[SHORT EXERCISE]: Pull the lines of the listing below from the line with "y-tick-label: 30 <box>38 392 54 404</box>" to the line with "Element localization: list", including both, and reproduce them character for character with nothing else.
#####
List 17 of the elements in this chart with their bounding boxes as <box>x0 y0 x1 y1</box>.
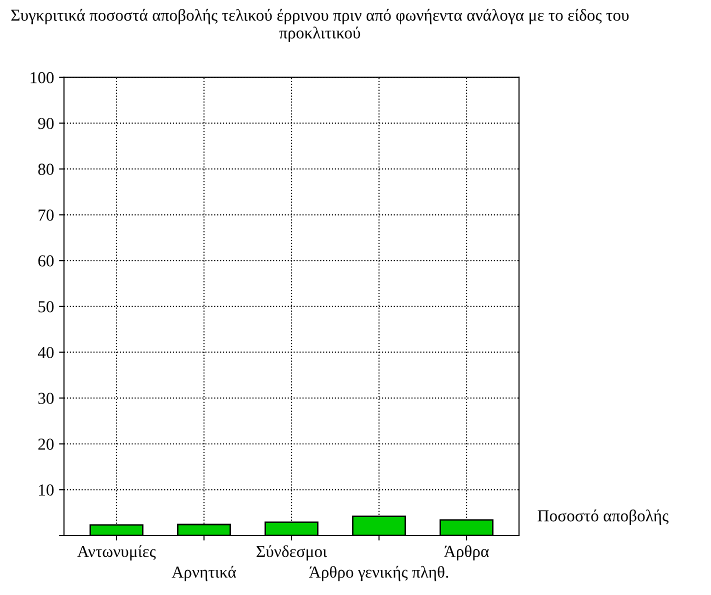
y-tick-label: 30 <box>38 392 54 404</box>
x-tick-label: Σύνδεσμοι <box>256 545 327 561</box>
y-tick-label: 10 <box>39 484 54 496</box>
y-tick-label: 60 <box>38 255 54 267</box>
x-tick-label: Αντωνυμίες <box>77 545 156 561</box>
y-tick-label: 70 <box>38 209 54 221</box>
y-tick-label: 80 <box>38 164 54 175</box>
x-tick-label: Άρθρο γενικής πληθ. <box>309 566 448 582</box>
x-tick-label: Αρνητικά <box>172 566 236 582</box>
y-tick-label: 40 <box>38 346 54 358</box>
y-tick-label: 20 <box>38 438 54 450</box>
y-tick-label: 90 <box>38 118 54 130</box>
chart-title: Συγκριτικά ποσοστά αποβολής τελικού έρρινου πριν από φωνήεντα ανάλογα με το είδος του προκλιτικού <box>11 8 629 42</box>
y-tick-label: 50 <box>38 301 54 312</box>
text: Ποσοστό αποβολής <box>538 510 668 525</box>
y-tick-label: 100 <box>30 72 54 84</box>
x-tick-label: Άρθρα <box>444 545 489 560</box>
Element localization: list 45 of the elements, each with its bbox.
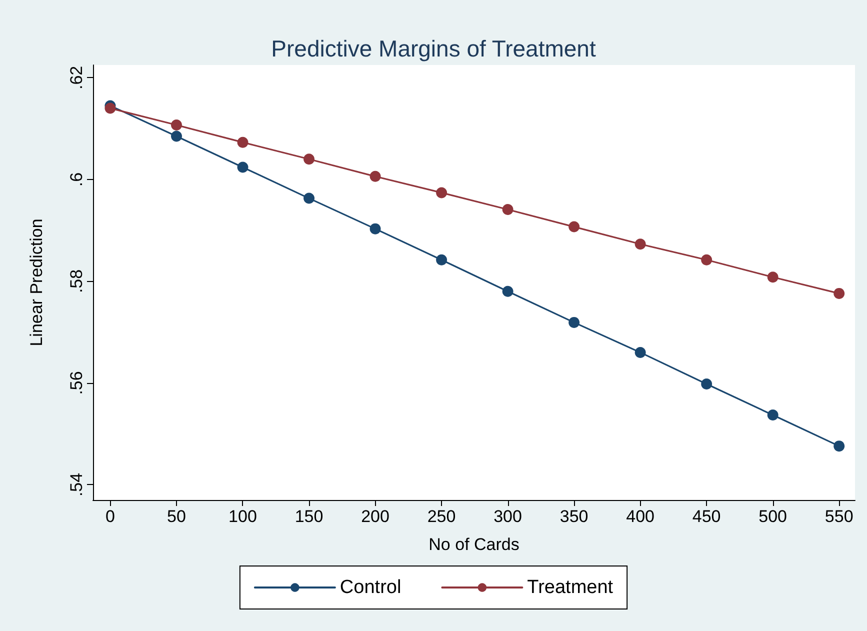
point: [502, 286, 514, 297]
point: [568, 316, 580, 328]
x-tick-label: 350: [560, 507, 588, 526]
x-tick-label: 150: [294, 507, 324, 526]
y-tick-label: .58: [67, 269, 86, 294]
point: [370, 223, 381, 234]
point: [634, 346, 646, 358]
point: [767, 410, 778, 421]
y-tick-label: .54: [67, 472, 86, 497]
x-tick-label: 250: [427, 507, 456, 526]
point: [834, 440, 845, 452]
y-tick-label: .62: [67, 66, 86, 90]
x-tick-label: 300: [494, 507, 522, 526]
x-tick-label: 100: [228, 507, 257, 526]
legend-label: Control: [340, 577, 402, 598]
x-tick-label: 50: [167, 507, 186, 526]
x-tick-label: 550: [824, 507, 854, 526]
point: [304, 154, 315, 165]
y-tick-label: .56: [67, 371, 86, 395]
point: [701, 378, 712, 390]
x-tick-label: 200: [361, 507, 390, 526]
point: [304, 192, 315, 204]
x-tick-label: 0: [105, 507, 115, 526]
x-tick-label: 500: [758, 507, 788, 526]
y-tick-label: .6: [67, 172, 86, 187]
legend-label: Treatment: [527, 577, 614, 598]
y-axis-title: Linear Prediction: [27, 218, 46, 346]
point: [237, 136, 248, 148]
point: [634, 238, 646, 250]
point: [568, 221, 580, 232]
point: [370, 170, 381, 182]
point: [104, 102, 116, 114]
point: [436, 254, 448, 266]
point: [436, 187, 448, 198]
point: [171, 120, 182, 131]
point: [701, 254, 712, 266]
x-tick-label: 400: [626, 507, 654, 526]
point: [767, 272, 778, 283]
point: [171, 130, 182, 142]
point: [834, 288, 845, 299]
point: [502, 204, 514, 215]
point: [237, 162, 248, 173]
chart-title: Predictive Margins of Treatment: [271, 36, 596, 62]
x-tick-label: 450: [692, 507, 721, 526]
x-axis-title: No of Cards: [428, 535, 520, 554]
#####
[SOLUTION TO THIS EXERCISE]:
y-tick-label: 30 <box>38 392 54 404</box>
x-tick-label: Σύνδεσμοι <box>256 545 327 561</box>
y-tick-label: 10 <box>39 484 54 496</box>
y-tick-label: 60 <box>38 255 54 267</box>
x-tick-label: Αντωνυμίες <box>77 545 156 561</box>
y-tick-label: 70 <box>38 209 54 221</box>
y-tick-label: 80 <box>38 164 54 175</box>
x-tick-label: Άρθρο γενικής πληθ. <box>309 566 448 582</box>
x-tick-label: Αρνητικά <box>172 566 236 582</box>
y-tick-label: 40 <box>38 346 54 358</box>
y-tick-label: 20 <box>38 438 54 450</box>
y-tick-label: 90 <box>38 118 54 130</box>
chart-title: Συγκριτικά ποσοστά αποβολής τελικού έρρινου πριν από φωνήεντα ανάλογα με το είδος του προκλιτικού <box>11 8 629 42</box>
y-tick-label: 50 <box>38 301 54 312</box>
text: Ποσοστό αποβολής <box>538 510 668 525</box>
y-tick-label: 100 <box>30 72 54 84</box>
x-tick-label: Άρθρα <box>444 545 489 560</box>
Element localization: list 45 of the elements, each with its bbox.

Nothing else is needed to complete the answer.